Figure record extracts:
──────

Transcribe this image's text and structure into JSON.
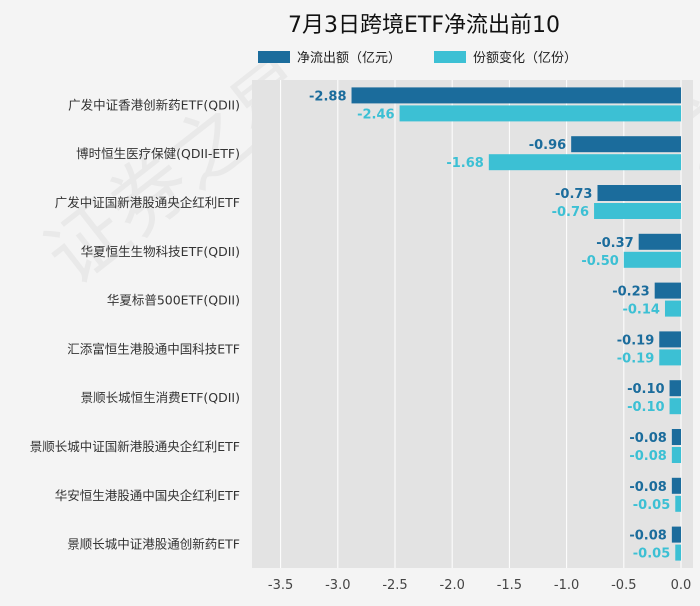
{
  "chart_data": {
    "type": "bar",
    "orientation": "horizontal",
    "title": "7月3日跨境ETF净流出前10",
    "categories": [
      "广发中证香港创新药ETF(QDII)",
      "博时恒生医疗保健(QDII-ETF)",
      "广发中证国新港股通央企红利ETF",
      "华夏恒生生物科技ETF(QDII)",
      "华夏标普500ETF(QDII)",
      "汇添富恒生港股通中国科技ETF",
      "景顺长城恒生消费ETF(QDII)",
      "景顺长城中证国新港股通央企红利ETF",
      "华安恒生港股通中国央企红利ETF",
      "景顺长城中证港股通创新药ETF"
    ],
    "series": [
      {
        "name": "净流出额（亿元）",
        "color": "#1b6c9c",
        "values": [
          -2.88,
          -0.96,
          -0.73,
          -0.37,
          -0.23,
          -0.19,
          -0.1,
          -0.08,
          -0.08,
          -0.08
        ],
        "labels": [
          "-2.88",
          "-0.96",
          "-0.73",
          "-0.37",
          "-0.23",
          "-0.19",
          "-0.10",
          "-0.08",
          "-0.08",
          "-0.08"
        ]
      },
      {
        "name": "份额变化（亿份）",
        "color": "#3cc0d4",
        "values": [
          -2.46,
          -1.68,
          -0.76,
          -0.5,
          -0.14,
          -0.19,
          -0.1,
          -0.08,
          -0.05,
          -0.05
        ],
        "labels": [
          "-2.46",
          "-1.68",
          "-0.76",
          "-0.50",
          "-0.14",
          "-0.19",
          "-0.10",
          "-0.08",
          "-0.05",
          "-0.05"
        ]
      }
    ],
    "xlim": [
      -3.75,
      0.0
    ],
    "xticks": [
      -3.5,
      -3.0,
      -2.5,
      -2.0,
      -1.5,
      -1.0,
      -0.5,
      0.0
    ],
    "xtick_labels": [
      "-3.5",
      "-3.0",
      "-2.5",
      "-2.0",
      "-1.5",
      "-1.0",
      "-0.5",
      "0.0"
    ],
    "grid": true,
    "legend_position": "top",
    "plot_background": "#e3e3e3",
    "watermark": "证券之星"
  }
}
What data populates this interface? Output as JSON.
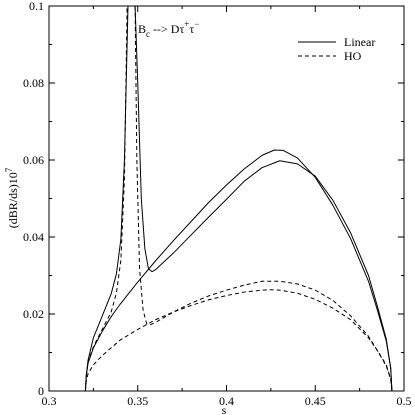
{
  "chart_data": {
    "type": "line",
    "annotation": {
      "parts": [
        "B",
        "c",
        " --> D",
        "τ",
        "+",
        "τ",
        "−"
      ]
    },
    "xlabel": "s",
    "ylabel": "(dBR/ds)10",
    "ylabel_exp": "7",
    "xlim": [
      0.3,
      0.5
    ],
    "ylim": [
      0,
      0.1
    ],
    "xticks": [
      0.3,
      0.35,
      0.4,
      0.45,
      0.5
    ],
    "xtick_labels": [
      "0.3",
      "0.35",
      "0.4",
      "0.45",
      "0.5"
    ],
    "yticks": [
      0,
      0.02,
      0.04,
      0.06,
      0.08,
      0.1
    ],
    "ytick_labels": [
      "0",
      "0.02",
      "0.04",
      "0.06",
      "0.08",
      "0.1"
    ],
    "grid": false,
    "legend": {
      "placement": "top-right",
      "entries": [
        {
          "label": "Linear",
          "dash": "solid"
        },
        {
          "label": "HO",
          "dash": "dashed"
        }
      ]
    },
    "series": [
      {
        "name": "Linear",
        "dash": "solid",
        "x": [
          0.3205,
          0.321,
          0.322,
          0.325,
          0.33,
          0.335,
          0.338,
          0.3405,
          0.3425,
          0.3445
        ],
        "y": [
          0.0,
          0.004,
          0.008,
          0.0138,
          0.0195,
          0.0252,
          0.0305,
          0.0395,
          0.06,
          0.1
        ]
      },
      {
        "name": "Linear",
        "dash": "solid",
        "x": [
          0.3485,
          0.35,
          0.352,
          0.354,
          0.356,
          0.358,
          0.36,
          0.37,
          0.38,
          0.39,
          0.4,
          0.41,
          0.42,
          0.43,
          0.44,
          0.45,
          0.46,
          0.47,
          0.48,
          0.485,
          0.49,
          0.4925,
          0.4932
        ],
        "y": [
          0.1,
          0.08,
          0.05,
          0.037,
          0.0318,
          0.031,
          0.0315,
          0.0358,
          0.0405,
          0.0452,
          0.0498,
          0.0545,
          0.058,
          0.0598,
          0.059,
          0.0558,
          0.0495,
          0.041,
          0.03,
          0.022,
          0.0135,
          0.006,
          0.0
        ]
      },
      {
        "name": "Linear",
        "dash": "solid",
        "x": [
          0.3205,
          0.321,
          0.322,
          0.325,
          0.33,
          0.335,
          0.34,
          0.35,
          0.36,
          0.37,
          0.38,
          0.39,
          0.4,
          0.41,
          0.42,
          0.427,
          0.432,
          0.44,
          0.45,
          0.46,
          0.47,
          0.48,
          0.485,
          0.49,
          0.4925,
          0.4932
        ],
        "y": [
          0.0,
          0.004,
          0.0072,
          0.0112,
          0.0155,
          0.0193,
          0.0225,
          0.0283,
          0.0338,
          0.039,
          0.044,
          0.049,
          0.0535,
          0.0577,
          0.0612,
          0.0626,
          0.0625,
          0.0605,
          0.0555,
          0.0482,
          0.0395,
          0.0285,
          0.021,
          0.013,
          0.006,
          0.0
        ]
      },
      {
        "name": "HO",
        "dash": "dashed",
        "x": [
          0.3205,
          0.321,
          0.322,
          0.325,
          0.33,
          0.335,
          0.338,
          0.3405,
          0.3425,
          0.344
        ],
        "y": [
          0.0,
          0.004,
          0.0075,
          0.0115,
          0.016,
          0.0205,
          0.0255,
          0.034,
          0.055,
          0.1
        ]
      },
      {
        "name": "HO",
        "dash": "dashed",
        "x": [
          0.3485,
          0.3495,
          0.351,
          0.353,
          0.355,
          0.357,
          0.36,
          0.37,
          0.38,
          0.39,
          0.4,
          0.41,
          0.42,
          0.43,
          0.44,
          0.45,
          0.46,
          0.47,
          0.48,
          0.485,
          0.49,
          0.4925,
          0.4932
        ],
        "y": [
          0.1,
          0.06,
          0.032,
          0.021,
          0.0175,
          0.0172,
          0.0178,
          0.0205,
          0.0228,
          0.0247,
          0.0262,
          0.0275,
          0.0285,
          0.0285,
          0.0278,
          0.0262,
          0.0235,
          0.0195,
          0.0142,
          0.0105,
          0.0068,
          0.0032,
          0.0
        ]
      },
      {
        "name": "HO",
        "dash": "dashed",
        "x": [
          0.3205,
          0.321,
          0.322,
          0.325,
          0.33,
          0.335,
          0.34,
          0.35,
          0.36,
          0.37,
          0.38,
          0.39,
          0.4,
          0.41,
          0.42,
          0.425,
          0.43,
          0.44,
          0.45,
          0.46,
          0.47,
          0.48,
          0.485,
          0.49,
          0.4925,
          0.4932
        ],
        "y": [
          0.0,
          0.0025,
          0.0045,
          0.0068,
          0.0092,
          0.0112,
          0.0132,
          0.016,
          0.0185,
          0.0205,
          0.0222,
          0.0237,
          0.0248,
          0.0257,
          0.0262,
          0.0263,
          0.0262,
          0.0254,
          0.0238,
          0.0215,
          0.0185,
          0.0138,
          0.0105,
          0.0065,
          0.003,
          0.0
        ]
      }
    ]
  }
}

──────

■ What to work on:
Omit every picture while copying the listing above exactly.

■ Response:
Transcribe this image's text and structure into JSON.
{
  "chart_data": {
    "type": "bar",
    "orientation": "horizontal",
    "title": "7月3日跨境ETF净流出前10",
    "categories": [
      "广发中证香港创新药ETF(QDII)",
      "博时恒生医疗保健(QDII-ETF)",
      "广发中证国新港股通央企红利ETF",
      "华夏恒生生物科技ETF(QDII)",
      "华夏标普500ETF(QDII)",
      "汇添富恒生港股通中国科技ETF",
      "景顺长城恒生消费ETF(QDII)",
      "景顺长城中证国新港股通央企红利ETF",
      "华安恒生港股通中国央企红利ETF",
      "景顺长城中证港股通创新药ETF"
    ],
    "series": [
      {
        "name": "净流出额（亿元）",
        "color": "#1b6c9c",
        "values": [
          -2.88,
          -0.96,
          -0.73,
          -0.37,
          -0.23,
          -0.19,
          -0.1,
          -0.08,
          -0.08,
          -0.08
        ],
        "labels": [
          "-2.88",
          "-0.96",
          "-0.73",
          "-0.37",
          "-0.23",
          "-0.19",
          "-0.10",
          "-0.08",
          "-0.08",
          "-0.08"
        ]
      },
      {
        "name": "份额变化（亿份）",
        "color": "#3cc0d4",
        "values": [
          -2.46,
          -1.68,
          -0.76,
          -0.5,
          -0.14,
          -0.19,
          -0.1,
          -0.08,
          -0.05,
          -0.05
        ],
        "labels": [
          "-2.46",
          "-1.68",
          "-0.76",
          "-0.50",
          "-0.14",
          "-0.19",
          "-0.10",
          "-0.08",
          "-0.05",
          "-0.05"
        ]
      }
    ],
    "xlim": [
      -3.75,
      0.0
    ],
    "xticks": [
      -3.5,
      -3.0,
      -2.5,
      -2.0,
      -1.5,
      -1.0,
      -0.5,
      0.0
    ],
    "xtick_labels": [
      "-3.5",
      "-3.0",
      "-2.5",
      "-2.0",
      "-1.5",
      "-1.0",
      "-0.5",
      "0.0"
    ],
    "grid": true,
    "legend_position": "top",
    "plot_background": "#e3e3e3",
    "watermark": "证券之星"
  }
}
What data populates this interface? Output as JSON.
{
  "chart_data": {
    "type": "line",
    "annotation": {
      "parts": [
        "B",
        "c",
        " --> D",
        "τ",
        "+",
        "τ",
        "−"
      ]
    },
    "xlabel": "s",
    "ylabel": "(dBR/ds)10",
    "ylabel_exp": "7",
    "xlim": [
      0.3,
      0.5
    ],
    "ylim": [
      0,
      0.1
    ],
    "xticks": [
      0.3,
      0.35,
      0.4,
      0.45,
      0.5
    ],
    "xtick_labels": [
      "0.3",
      "0.35",
      "0.4",
      "0.45",
      "0.5"
    ],
    "yticks": [
      0,
      0.02,
      0.04,
      0.06,
      0.08,
      0.1
    ],
    "ytick_labels": [
      "0",
      "0.02",
      "0.04",
      "0.06",
      "0.08",
      "0.1"
    ],
    "grid": false,
    "legend": {
      "placement": "top-right",
      "entries": [
        {
          "label": "Linear",
          "dash": "solid"
        },
        {
          "label": "HO",
          "dash": "dashed"
        }
      ]
    },
    "series": [
      {
        "name": "Linear",
        "dash": "solid",
        "x": [
          0.3205,
          0.321,
          0.322,
          0.325,
          0.33,
          0.335,
          0.338,
          0.3405,
          0.3425,
          0.3445
        ],
        "y": [
          0.0,
          0.004,
          0.008,
          0.0138,
          0.0195,
          0.0252,
          0.0305,
          0.0395,
          0.06,
          0.1
        ]
      },
      {
        "name": "Linear",
        "dash": "solid",
        "x": [
          0.3485,
          0.35,
          0.352,
          0.354,
          0.356,
          0.358,
          0.36,
          0.37,
          0.38,
          0.39,
          0.4,
          0.41,
          0.42,
          0.43,
          0.44,
          0.45,
          0.46,
          0.47,
          0.48,
          0.485,
          0.49,
          0.4925,
          0.4932
        ],
        "y": [
          0.1,
          0.08,
          0.05,
          0.037,
          0.0318,
          0.031,
          0.0315,
          0.0358,
          0.0405,
          0.0452,
          0.0498,
          0.0545,
          0.058,
          0.0598,
          0.059,
          0.0558,
          0.0495,
          0.041,
          0.03,
          0.022,
          0.0135,
          0.006,
          0.0
        ]
      },
      {
        "name": "Linear",
        "dash": "solid",
        "x": [
          0.3205,
          0.321,
          0.322,
          0.325,
          0.33,
          0.335,
          0.34,
          0.35,
          0.36,
          0.37,
          0.38,
          0.39,
          0.4,
          0.41,
          0.42,
          0.427,
          0.432,
          0.44,
          0.45,
          0.46,
          0.47,
          0.48,
          0.485,
          0.49,
          0.4925,
          0.4932
        ],
        "y": [
          0.0,
          0.004,
          0.0072,
          0.0112,
          0.0155,
          0.0193,
          0.0225,
          0.0283,
          0.0338,
          0.039,
          0.044,
          0.049,
          0.0535,
          0.0577,
          0.0612,
          0.0626,
          0.0625,
          0.0605,
          0.0555,
          0.0482,
          0.0395,
          0.0285,
          0.021,
          0.013,
          0.006,
          0.0
        ]
      },
      {
        "name": "HO",
        "dash": "dashed",
        "x": [
          0.3205,
          0.321,
          0.322,
          0.325,
          0.33,
          0.335,
          0.338,
          0.3405,
          0.3425,
          0.344
        ],
        "y": [
          0.0,
          0.004,
          0.0075,
          0.0115,
          0.016,
          0.0205,
          0.0255,
          0.034,
          0.055,
          0.1
        ]
      },
      {
        "name": "HO",
        "dash": "dashed",
        "x": [
          0.3485,
          0.3495,
          0.351,
          0.353,
          0.355,
          0.357,
          0.36,
          0.37,
          0.38,
          0.39,
          0.4,
          0.41,
          0.42,
          0.43,
          0.44,
          0.45,
          0.46,
          0.47,
          0.48,
          0.485,
          0.49,
          0.4925,
          0.4932
        ],
        "y": [
          0.1,
          0.06,
          0.032,
          0.021,
          0.0175,
          0.0172,
          0.0178,
          0.0205,
          0.0228,
          0.0247,
          0.0262,
          0.0275,
          0.0285,
          0.0285,
          0.0278,
          0.0262,
          0.0235,
          0.0195,
          0.0142,
          0.0105,
          0.0068,
          0.0032,
          0.0
        ]
      },
      {
        "name": "HO",
        "dash": "dashed",
        "x": [
          0.3205,
          0.321,
          0.322,
          0.325,
          0.33,
          0.335,
          0.34,
          0.35,
          0.36,
          0.37,
          0.38,
          0.39,
          0.4,
          0.41,
          0.42,
          0.425,
          0.43,
          0.44,
          0.45,
          0.46,
          0.47,
          0.48,
          0.485,
          0.49,
          0.4925,
          0.4932
        ],
        "y": [
          0.0,
          0.0025,
          0.0045,
          0.0068,
          0.0092,
          0.0112,
          0.0132,
          0.016,
          0.0185,
          0.0205,
          0.0222,
          0.0237,
          0.0248,
          0.0257,
          0.0262,
          0.0263,
          0.0262,
          0.0254,
          0.0238,
          0.0215,
          0.0185,
          0.0138,
          0.0105,
          0.0065,
          0.003,
          0.0
        ]
      }
    ]
  }
}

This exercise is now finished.